Make an exact copy of all the material below, apart from the pictures.

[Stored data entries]
-- Begin --

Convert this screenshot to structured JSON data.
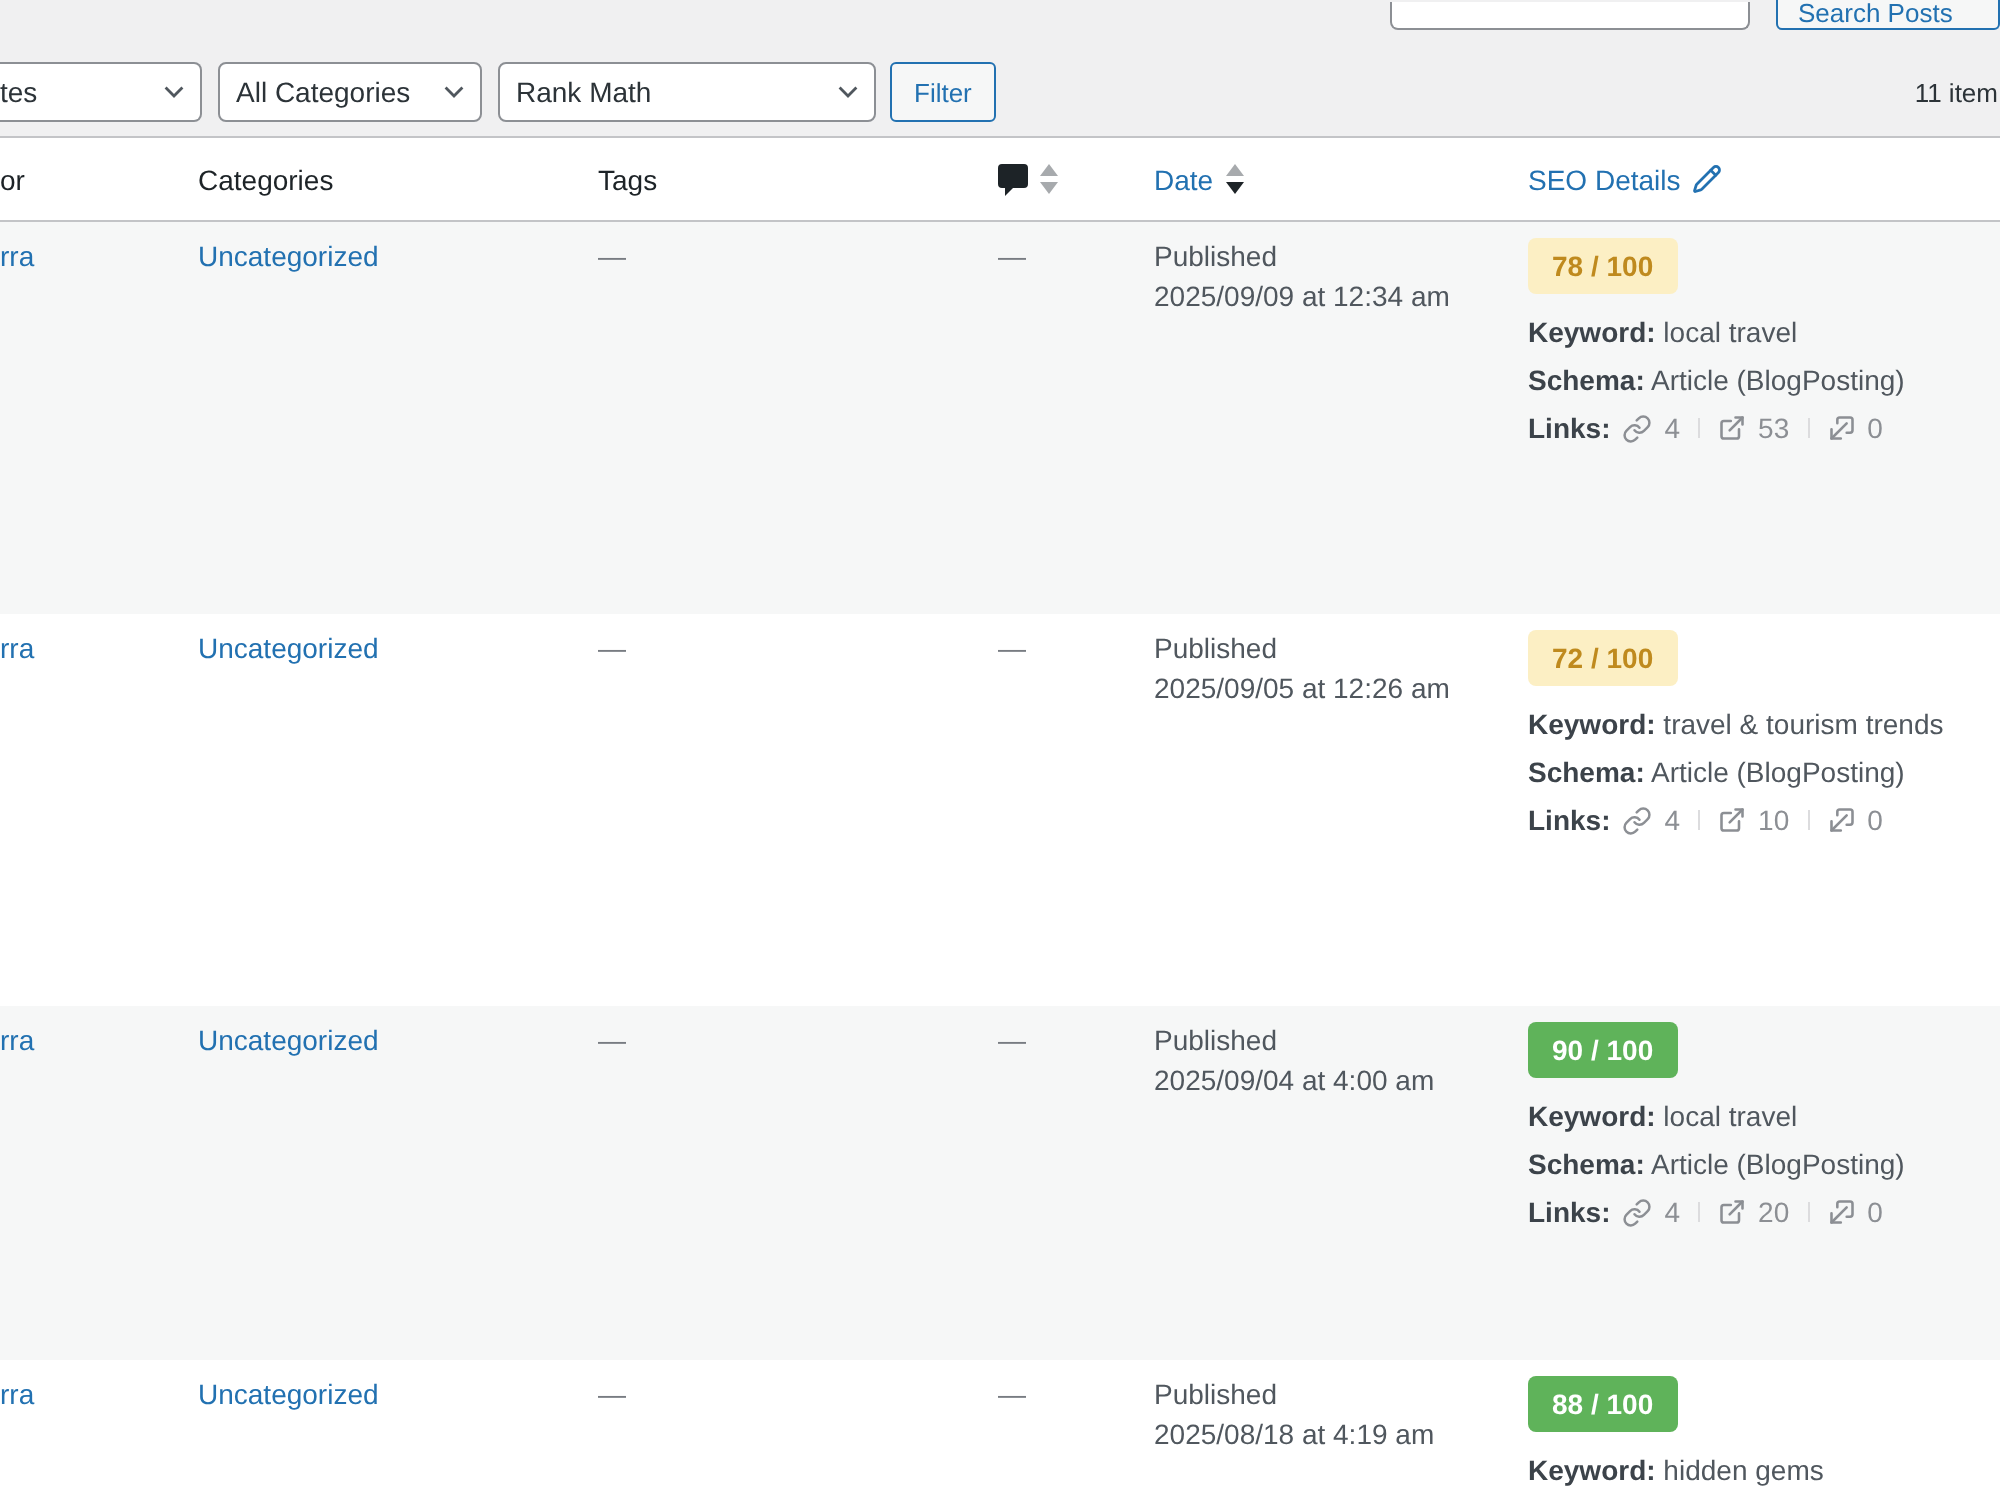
{
  "search": {
    "button": "Search Posts"
  },
  "filters": {
    "dropdowns": [
      {
        "value": "tes"
      },
      {
        "value": "All Categories"
      },
      {
        "value": "Rank Math"
      }
    ],
    "button": "Filter"
  },
  "item_count": "11 item",
  "table": {
    "columns": [
      {
        "label": "or",
        "kind": "text"
      },
      {
        "label": "Categories",
        "kind": "text"
      },
      {
        "label": "Tags",
        "kind": "text"
      },
      {
        "kind": "comments",
        "sorted": false
      },
      {
        "label": "Date",
        "kind": "sortable",
        "sorted": true
      },
      {
        "label": "SEO Details",
        "kind": "editable"
      }
    ],
    "rows": [
      {
        "author": "rra",
        "category": "Uncategorized",
        "tags": "—",
        "comments": "—",
        "status": "Published",
        "date": "2025/09/09 at 12:34 am",
        "seo": {
          "score": "78 / 100",
          "color": "#fcefc4",
          "keyword": "**Keyword:** local travel",
          "schema": "**Schema:** Article (BlogPosting)",
          "links_label": "Links:",
          "internal": "4",
          "external": "53",
          "incoming": "0"
        }
      },
      {
        "author": "rra",
        "category": "Uncategorized",
        "tags": "—",
        "comments": "—",
        "status": "Published",
        "date": "2025/09/05 at 12:26 am",
        "seo": {
          "score": "72 / 100",
          "color": "#fcefc4",
          "keyword": "**Keyword:** travel & tourism trends",
          "schema": "**Schema:** Article (BlogPosting)",
          "links_label": "Links:",
          "internal": "4",
          "external": "10",
          "incoming": "0"
        }
      },
      {
        "author": "rra",
        "category": "Uncategorized",
        "tags": "—",
        "comments": "—",
        "status": "Published",
        "date": "2025/09/04 at 4:00 am",
        "seo": {
          "score": "90 / 100",
          "color": "#5fb35a",
          "keyword": "**Keyword:** local travel",
          "schema": "**Schema:** Article (BlogPosting)",
          "links_label": "Links:",
          "internal": "4",
          "external": "20",
          "incoming": "0"
        }
      },
      {
        "author": "rra",
        "category": "Uncategorized",
        "tags": "—",
        "comments": "—",
        "status": "Published",
        "date": "2025/08/18 at 4:19 am",
        "seo": {
          "score": "88 / 100",
          "color": "#5fb35a",
          "keyword": "**Keyword:** hidden gems"
        }
      }
    ]
  }
}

-- End --

◆ Response to this task:
Convert this screenshot to structured JSON data.
{
  "search": {
    "button": "Search Posts"
  },
  "filters": {
    "dropdowns": [
      {
        "value": "tes"
      },
      {
        "value": "All Categories"
      },
      {
        "value": "Rank Math"
      }
    ],
    "button": "Filter"
  },
  "item_count": "11 item",
  "table": {
    "columns": [
      {
        "label": "or",
        "kind": "text"
      },
      {
        "label": "Categories",
        "kind": "text"
      },
      {
        "label": "Tags",
        "kind": "text"
      },
      {
        "kind": "comments",
        "sorted": false
      },
      {
        "label": "Date",
        "kind": "sortable",
        "sorted": true
      },
      {
        "label": "SEO Details",
        "kind": "editable"
      }
    ],
    "rows": [
      {
        "author": "rra",
        "category": "Uncategorized",
        "tags": "—",
        "comments": "—",
        "status": "Published",
        "date": "2025/09/09 at 12:34 am",
        "seo": {
          "score": "78 / 100",
          "color": "#fcefc4",
          "keyword": "**Keyword:** local travel",
          "schema": "**Schema:** Article (BlogPosting)",
          "links_label": "Links:",
          "internal": "4",
          "external": "53",
          "incoming": "0"
        }
      },
      {
        "author": "rra",
        "category": "Uncategorized",
        "tags": "—",
        "comments": "—",
        "status": "Published",
        "date": "2025/09/05 at 12:26 am",
        "seo": {
          "score": "72 / 100",
          "color": "#fcefc4",
          "keyword": "**Keyword:** travel & tourism trends",
          "schema": "**Schema:** Article (BlogPosting)",
          "links_label": "Links:",
          "internal": "4",
          "external": "10",
          "incoming": "0"
        }
      },
      {
        "author": "rra",
        "category": "Uncategorized",
        "tags": "—",
        "comments": "—",
        "status": "Published",
        "date": "2025/09/04 at 4:00 am",
        "seo": {
          "score": "90 / 100",
          "color": "#5fb35a",
          "keyword": "**Keyword:** local travel",
          "schema": "**Schema:** Article (BlogPosting)",
          "links_label": "Links:",
          "internal": "4",
          "external": "20",
          "incoming": "0"
        }
      },
      {
        "author": "rra",
        "category": "Uncategorized",
        "tags": "—",
        "comments": "—",
        "status": "Published",
        "date": "2025/08/18 at 4:19 am",
        "seo": {
          "score": "88 / 100",
          "color": "#5fb35a",
          "keyword": "**Keyword:** hidden gems"
        }
      }
    ]
  }
}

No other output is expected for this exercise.